- MATERIAL PROVIDED:
──────────────────────────────
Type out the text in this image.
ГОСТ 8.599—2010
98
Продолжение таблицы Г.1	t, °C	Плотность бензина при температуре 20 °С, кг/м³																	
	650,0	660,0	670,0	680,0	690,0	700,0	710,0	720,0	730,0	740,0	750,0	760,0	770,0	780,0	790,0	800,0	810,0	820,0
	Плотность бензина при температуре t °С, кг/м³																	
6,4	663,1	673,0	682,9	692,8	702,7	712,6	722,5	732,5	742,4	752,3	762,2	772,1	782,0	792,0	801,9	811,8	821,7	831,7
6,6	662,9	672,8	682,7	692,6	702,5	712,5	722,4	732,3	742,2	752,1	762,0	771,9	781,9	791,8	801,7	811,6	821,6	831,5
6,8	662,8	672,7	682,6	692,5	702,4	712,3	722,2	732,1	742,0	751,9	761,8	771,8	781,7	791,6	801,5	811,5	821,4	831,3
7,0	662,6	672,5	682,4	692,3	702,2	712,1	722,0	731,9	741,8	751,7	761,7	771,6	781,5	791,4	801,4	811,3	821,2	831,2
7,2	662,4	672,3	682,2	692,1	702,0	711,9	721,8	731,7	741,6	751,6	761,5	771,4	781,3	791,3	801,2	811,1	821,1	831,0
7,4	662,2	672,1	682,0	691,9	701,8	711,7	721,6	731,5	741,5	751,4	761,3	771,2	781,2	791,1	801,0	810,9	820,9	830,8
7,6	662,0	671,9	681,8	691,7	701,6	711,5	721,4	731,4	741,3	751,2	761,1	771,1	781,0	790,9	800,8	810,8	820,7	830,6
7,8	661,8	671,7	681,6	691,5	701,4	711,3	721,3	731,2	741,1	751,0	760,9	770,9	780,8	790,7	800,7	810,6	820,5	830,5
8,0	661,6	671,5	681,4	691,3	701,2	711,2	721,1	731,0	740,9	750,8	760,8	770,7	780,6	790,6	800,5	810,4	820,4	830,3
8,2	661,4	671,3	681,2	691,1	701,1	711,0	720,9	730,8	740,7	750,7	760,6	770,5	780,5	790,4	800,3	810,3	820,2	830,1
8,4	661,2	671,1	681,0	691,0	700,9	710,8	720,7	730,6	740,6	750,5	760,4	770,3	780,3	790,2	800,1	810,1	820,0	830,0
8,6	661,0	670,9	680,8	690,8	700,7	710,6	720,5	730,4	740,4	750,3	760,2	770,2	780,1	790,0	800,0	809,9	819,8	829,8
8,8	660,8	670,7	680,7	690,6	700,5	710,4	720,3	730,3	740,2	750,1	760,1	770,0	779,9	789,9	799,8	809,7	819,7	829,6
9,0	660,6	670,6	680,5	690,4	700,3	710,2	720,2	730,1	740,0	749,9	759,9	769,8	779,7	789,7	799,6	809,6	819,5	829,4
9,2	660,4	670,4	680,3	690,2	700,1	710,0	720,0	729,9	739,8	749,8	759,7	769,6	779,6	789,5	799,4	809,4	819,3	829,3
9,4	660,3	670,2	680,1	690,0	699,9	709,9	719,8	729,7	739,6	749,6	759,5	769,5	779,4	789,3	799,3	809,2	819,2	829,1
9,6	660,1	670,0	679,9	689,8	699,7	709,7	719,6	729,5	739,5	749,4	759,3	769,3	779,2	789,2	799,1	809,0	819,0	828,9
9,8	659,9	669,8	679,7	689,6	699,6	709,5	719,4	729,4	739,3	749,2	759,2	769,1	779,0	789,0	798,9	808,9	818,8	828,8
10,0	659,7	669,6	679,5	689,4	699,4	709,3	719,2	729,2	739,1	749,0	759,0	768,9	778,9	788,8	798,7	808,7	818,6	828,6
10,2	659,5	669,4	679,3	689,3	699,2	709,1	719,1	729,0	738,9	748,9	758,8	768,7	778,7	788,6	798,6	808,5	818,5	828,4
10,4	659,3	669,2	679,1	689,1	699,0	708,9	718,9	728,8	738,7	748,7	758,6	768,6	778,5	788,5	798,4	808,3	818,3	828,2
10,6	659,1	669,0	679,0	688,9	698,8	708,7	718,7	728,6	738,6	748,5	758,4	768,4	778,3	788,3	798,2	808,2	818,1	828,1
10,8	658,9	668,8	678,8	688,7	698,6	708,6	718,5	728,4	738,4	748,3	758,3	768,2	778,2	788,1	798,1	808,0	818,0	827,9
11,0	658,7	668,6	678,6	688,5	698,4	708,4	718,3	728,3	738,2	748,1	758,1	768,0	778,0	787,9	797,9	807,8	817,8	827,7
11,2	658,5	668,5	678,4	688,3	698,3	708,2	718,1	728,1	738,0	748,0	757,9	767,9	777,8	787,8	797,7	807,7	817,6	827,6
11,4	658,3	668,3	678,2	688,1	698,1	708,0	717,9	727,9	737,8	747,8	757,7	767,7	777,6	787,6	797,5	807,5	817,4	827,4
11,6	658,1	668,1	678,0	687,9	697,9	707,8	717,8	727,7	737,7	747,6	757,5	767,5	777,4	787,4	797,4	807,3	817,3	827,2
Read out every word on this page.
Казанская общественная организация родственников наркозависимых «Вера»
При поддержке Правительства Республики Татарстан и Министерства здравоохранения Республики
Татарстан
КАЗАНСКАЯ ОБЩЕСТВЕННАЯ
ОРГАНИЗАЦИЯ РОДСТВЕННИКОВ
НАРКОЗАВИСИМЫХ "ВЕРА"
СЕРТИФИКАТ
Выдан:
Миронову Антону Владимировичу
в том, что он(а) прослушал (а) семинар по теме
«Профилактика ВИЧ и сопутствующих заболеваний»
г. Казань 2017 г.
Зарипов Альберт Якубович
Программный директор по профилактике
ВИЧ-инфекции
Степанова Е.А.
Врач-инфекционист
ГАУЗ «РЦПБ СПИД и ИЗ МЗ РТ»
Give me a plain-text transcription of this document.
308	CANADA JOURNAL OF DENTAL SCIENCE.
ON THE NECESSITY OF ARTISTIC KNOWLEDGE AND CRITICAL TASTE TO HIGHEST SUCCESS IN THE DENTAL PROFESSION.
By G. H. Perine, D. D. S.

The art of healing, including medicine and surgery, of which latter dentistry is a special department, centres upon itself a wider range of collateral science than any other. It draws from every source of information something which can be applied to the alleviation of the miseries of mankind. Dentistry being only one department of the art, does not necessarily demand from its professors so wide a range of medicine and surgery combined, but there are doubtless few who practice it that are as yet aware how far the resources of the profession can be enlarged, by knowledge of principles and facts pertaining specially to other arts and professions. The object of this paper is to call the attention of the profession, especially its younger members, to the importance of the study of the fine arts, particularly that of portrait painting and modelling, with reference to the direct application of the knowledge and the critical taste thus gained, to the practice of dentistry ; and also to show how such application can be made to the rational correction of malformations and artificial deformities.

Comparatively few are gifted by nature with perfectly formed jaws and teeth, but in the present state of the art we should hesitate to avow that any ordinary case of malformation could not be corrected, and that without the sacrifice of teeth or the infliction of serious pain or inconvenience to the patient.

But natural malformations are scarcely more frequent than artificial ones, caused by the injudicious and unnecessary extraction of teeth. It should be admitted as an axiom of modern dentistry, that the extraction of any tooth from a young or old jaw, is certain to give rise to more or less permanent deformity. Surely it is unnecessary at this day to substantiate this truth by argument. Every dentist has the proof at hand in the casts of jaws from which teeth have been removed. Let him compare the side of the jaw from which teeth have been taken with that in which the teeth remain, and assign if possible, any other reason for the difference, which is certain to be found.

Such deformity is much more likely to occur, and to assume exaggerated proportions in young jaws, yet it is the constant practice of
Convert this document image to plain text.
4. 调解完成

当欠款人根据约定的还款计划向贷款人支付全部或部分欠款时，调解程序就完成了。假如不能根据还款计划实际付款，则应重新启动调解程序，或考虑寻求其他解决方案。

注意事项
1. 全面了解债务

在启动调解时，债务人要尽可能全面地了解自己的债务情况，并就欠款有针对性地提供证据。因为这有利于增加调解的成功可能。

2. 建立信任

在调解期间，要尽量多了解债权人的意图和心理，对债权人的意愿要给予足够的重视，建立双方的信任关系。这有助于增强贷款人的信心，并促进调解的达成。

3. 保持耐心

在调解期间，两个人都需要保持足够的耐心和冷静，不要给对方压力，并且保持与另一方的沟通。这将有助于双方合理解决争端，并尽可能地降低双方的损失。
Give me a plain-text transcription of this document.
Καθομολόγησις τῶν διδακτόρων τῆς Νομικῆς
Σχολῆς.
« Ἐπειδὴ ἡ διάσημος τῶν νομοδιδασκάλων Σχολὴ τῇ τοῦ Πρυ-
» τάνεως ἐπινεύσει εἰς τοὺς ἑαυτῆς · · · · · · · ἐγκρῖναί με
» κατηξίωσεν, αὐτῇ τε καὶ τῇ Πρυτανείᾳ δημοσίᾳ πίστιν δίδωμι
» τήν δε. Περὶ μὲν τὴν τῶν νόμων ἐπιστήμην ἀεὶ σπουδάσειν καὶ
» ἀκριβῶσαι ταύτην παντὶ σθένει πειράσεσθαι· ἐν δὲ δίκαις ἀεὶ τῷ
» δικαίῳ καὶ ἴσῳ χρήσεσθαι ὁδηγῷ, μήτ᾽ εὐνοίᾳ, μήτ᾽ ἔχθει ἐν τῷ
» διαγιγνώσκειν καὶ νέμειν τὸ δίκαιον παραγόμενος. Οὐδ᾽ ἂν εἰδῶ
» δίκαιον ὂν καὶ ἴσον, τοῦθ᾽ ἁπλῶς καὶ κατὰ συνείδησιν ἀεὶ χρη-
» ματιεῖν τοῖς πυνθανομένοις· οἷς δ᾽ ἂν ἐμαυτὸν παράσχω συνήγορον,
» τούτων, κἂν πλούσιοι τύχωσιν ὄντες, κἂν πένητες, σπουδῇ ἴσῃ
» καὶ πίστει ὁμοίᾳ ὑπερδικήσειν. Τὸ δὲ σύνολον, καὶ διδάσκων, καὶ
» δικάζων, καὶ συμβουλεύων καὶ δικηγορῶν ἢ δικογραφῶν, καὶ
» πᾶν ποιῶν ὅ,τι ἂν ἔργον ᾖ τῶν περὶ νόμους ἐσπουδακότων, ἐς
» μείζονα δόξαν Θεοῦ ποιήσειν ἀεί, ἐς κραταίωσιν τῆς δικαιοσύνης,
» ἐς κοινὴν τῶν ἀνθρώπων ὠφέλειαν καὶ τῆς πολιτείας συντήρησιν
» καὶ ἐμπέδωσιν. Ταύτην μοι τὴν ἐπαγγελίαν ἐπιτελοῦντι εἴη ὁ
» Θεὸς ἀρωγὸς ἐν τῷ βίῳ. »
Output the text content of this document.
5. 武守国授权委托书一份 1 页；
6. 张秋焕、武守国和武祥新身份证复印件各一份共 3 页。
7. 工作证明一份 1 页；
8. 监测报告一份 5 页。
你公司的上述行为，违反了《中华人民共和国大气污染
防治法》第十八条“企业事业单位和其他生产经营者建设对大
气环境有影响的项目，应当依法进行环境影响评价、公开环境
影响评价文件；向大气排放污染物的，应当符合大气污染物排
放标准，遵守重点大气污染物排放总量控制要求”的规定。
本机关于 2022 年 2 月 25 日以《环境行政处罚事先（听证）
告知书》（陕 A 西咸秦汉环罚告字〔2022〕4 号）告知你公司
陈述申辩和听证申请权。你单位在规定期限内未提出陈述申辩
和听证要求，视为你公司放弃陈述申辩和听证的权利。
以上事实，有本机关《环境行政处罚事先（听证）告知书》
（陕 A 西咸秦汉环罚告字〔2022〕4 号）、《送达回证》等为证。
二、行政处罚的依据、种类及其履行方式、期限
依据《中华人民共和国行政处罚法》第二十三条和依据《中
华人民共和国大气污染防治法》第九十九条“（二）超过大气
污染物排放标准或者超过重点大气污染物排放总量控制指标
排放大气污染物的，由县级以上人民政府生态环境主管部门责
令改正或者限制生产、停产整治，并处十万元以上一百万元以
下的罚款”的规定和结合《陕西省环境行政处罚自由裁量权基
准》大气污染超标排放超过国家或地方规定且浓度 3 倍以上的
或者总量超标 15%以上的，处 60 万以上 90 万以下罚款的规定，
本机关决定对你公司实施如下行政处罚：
──────────────────────────────
- THE REQUEST: Pull every line holding "бензина" out of the records.

- RESPONSE TO THE TASK:
Продолжение таблицы Г.1	t, °C	Плотность бензина при температуре 20 °С, кг/м³																	
	Плотность бензина при температуре t °С, кг/м³																	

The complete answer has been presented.